Selection:

☆ ☆ ☆ ☆ ☆

EXHIBIT 5

                                 FOLEY & LARDNER
                               POST OFFICE BOX 240
                        JACKSONVILLE, FLORIDA 32201-0240
                             THE GREENLEAF BUILDING
                           200 LAURA STREET 32202-3527
                            TELEPHONE (904) 359-2000
                            FACSIMILE (904) 359-8700


                                November 7, 1997


   VIA EDGAR

   Stein Mart, Inc.
   1200 Riverplace Boulevard
   Jacksonville, FL 32207

     Re:       Registration Statement on Form S-8 Relating to Shares of
               Common Stock Issuable Pursuant to Stein Mart Employee 
               Stock Plan

   Ladies and Gentlemen:

     This opinion is being furnished in connection with the Registration
   Statement on Form S-8 (the "Registration Statement") of Stein Mart, Inc.
   (the "Company"), under the Securities Act of 1933, as amended, for the
   registration of 2,042,000 additional shares of common stock par value
   $0.01 (the "Shares") issuable pursuant to the Stein Mart Employee Stock
   Plan (the "Plan").

     We have examined and are familiar with the following:

     A.   Articles of Incorporation of the Company, as amended, as
   filed in the Office of the Secretary of State of the State of Florida;

     B.   Bylaws of the Company;

     C.   The proceedings of the Board of Directors and shareholders of
   the Company in connection with the adoption of the Plan and the amendment
   thereof to include the Shares; and

     D.   Such other documents, Company records and matters of law as
   we have deemed to be pertinent.

☆ ☆ ☆ ☆ ☆

Record list:

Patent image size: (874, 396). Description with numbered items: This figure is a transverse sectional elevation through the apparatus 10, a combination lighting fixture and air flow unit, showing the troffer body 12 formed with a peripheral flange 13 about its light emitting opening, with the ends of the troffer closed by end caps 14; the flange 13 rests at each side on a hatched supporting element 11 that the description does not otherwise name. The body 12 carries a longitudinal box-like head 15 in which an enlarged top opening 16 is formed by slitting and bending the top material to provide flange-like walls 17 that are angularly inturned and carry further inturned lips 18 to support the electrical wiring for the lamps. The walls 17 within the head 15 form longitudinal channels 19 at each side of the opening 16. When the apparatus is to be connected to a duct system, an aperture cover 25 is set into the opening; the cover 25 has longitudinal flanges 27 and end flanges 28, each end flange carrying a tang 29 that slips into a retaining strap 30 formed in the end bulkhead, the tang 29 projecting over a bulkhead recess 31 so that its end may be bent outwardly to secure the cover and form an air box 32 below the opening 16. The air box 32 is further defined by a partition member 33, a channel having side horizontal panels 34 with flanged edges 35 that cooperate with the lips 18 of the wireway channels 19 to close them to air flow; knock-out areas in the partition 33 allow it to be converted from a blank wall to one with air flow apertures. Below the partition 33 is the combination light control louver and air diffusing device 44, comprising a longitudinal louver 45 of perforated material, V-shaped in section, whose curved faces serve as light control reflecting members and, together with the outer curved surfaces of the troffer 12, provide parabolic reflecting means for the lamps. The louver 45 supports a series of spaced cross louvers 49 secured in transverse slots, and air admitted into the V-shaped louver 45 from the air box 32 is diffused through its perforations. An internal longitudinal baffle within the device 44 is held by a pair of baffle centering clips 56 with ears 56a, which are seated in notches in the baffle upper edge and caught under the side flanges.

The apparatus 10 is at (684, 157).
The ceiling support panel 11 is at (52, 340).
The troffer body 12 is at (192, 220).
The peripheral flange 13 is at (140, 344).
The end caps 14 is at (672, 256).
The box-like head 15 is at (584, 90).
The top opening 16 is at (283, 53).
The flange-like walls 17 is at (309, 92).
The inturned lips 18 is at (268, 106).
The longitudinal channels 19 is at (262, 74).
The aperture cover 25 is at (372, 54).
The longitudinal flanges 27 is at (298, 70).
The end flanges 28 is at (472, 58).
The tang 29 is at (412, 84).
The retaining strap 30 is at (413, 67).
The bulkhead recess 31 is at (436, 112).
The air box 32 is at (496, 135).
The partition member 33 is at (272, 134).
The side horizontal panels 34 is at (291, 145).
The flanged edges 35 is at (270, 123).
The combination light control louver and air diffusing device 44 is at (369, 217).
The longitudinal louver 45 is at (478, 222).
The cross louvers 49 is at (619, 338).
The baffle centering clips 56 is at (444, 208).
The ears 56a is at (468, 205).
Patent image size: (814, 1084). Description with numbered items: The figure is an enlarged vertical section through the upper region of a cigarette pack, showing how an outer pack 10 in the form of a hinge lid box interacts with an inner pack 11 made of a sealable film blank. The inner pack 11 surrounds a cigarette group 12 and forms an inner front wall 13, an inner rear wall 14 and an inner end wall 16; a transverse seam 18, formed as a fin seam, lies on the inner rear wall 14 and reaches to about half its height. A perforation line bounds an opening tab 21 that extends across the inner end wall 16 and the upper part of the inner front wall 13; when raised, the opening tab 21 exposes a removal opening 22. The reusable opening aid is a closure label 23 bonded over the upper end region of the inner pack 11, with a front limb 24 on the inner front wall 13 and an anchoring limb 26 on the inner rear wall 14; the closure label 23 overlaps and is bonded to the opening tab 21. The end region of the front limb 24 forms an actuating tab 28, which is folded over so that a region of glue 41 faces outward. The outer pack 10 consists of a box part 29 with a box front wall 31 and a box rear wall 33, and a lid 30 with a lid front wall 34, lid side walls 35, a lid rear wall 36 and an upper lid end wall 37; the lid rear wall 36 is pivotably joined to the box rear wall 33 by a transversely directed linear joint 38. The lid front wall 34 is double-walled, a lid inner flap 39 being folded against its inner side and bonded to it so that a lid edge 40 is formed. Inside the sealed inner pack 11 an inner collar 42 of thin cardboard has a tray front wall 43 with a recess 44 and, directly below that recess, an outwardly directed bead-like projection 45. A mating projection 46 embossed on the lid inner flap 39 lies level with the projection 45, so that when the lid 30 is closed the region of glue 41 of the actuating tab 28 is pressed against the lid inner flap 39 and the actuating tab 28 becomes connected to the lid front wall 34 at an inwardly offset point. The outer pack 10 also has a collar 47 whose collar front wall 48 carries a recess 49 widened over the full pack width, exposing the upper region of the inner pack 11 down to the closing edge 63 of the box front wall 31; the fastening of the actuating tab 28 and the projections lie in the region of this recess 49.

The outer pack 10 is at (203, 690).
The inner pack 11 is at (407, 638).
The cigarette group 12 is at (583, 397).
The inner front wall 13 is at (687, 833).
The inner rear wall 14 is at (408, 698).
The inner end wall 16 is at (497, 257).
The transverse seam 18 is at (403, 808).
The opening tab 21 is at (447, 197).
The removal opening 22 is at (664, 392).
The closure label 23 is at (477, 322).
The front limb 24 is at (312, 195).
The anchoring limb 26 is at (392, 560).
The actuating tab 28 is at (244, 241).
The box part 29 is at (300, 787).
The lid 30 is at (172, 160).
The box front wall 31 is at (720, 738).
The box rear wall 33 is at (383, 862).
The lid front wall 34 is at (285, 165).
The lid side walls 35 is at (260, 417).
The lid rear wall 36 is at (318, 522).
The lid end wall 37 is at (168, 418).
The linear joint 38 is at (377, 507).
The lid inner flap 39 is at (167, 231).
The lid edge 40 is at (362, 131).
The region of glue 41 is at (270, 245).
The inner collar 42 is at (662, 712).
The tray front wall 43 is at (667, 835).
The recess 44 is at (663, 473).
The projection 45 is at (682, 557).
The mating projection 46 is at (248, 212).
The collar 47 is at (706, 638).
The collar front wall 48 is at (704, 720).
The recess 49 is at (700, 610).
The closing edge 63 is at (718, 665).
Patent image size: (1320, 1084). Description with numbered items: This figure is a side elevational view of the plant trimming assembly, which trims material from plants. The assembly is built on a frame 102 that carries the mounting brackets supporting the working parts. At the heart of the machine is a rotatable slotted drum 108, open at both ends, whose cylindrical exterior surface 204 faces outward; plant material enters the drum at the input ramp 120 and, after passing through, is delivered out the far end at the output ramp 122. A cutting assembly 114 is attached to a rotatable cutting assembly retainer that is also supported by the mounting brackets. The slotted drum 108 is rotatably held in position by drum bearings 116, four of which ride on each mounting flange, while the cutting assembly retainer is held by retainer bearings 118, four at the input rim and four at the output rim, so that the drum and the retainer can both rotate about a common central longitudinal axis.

☆ ☆ ☆ ☆ ☆

What needs to be done:
Copy the full opinion letter to Stein Mart above word for word, keeping its line breaks and spacing.

The result:
EXHIBIT 5

                                 FOLEY & LARDNER
                               POST OFFICE BOX 240
                        JACKSONVILLE, FLORIDA 32201-0240
                             THE GREENLEAF BUILDING
                           200 LAURA STREET 32202-3527
                            TELEPHONE (904) 359-2000
                            FACSIMILE (904) 359-8700


                                November 7, 1997


   VIA EDGAR

   Stein Mart, Inc.
   1200 Riverplace Boulevard
   Jacksonville, FL 32207

     Re:       Registration Statement on Form S-8 Relating to Shares of
               Common Stock Issuable Pursuant to Stein Mart Employee 
               Stock Plan

   Ladies and Gentlemen:

     This opinion is being furnished in connection with the Registration
   Statement on Form S-8 (the "Registration Statement") of Stein Mart, Inc.
   (the "Company"), under the Securities Act of 1933, as amended, for the
   registration of 2,042,000 additional shares of common stock par value
   $0.01 (the "Shares") issuable pursuant to the Stein Mart Employee Stock
   Plan (the "Plan").

     We have examined and are familiar with the following:

     A.   Articles of Incorporation of the Company, as amended, as
   filed in the Office of the Secretary of State of the State of Florida;

     B.   Bylaws of the Company;

     C.   The proceedings of the Board of Directors and shareholders of
   the Company in connection with the adoption of the Plan and the amendment
   thereof to include the Shares; and

     D.   Such other documents, Company records and matters of law as
   we have deemed to be pertinent.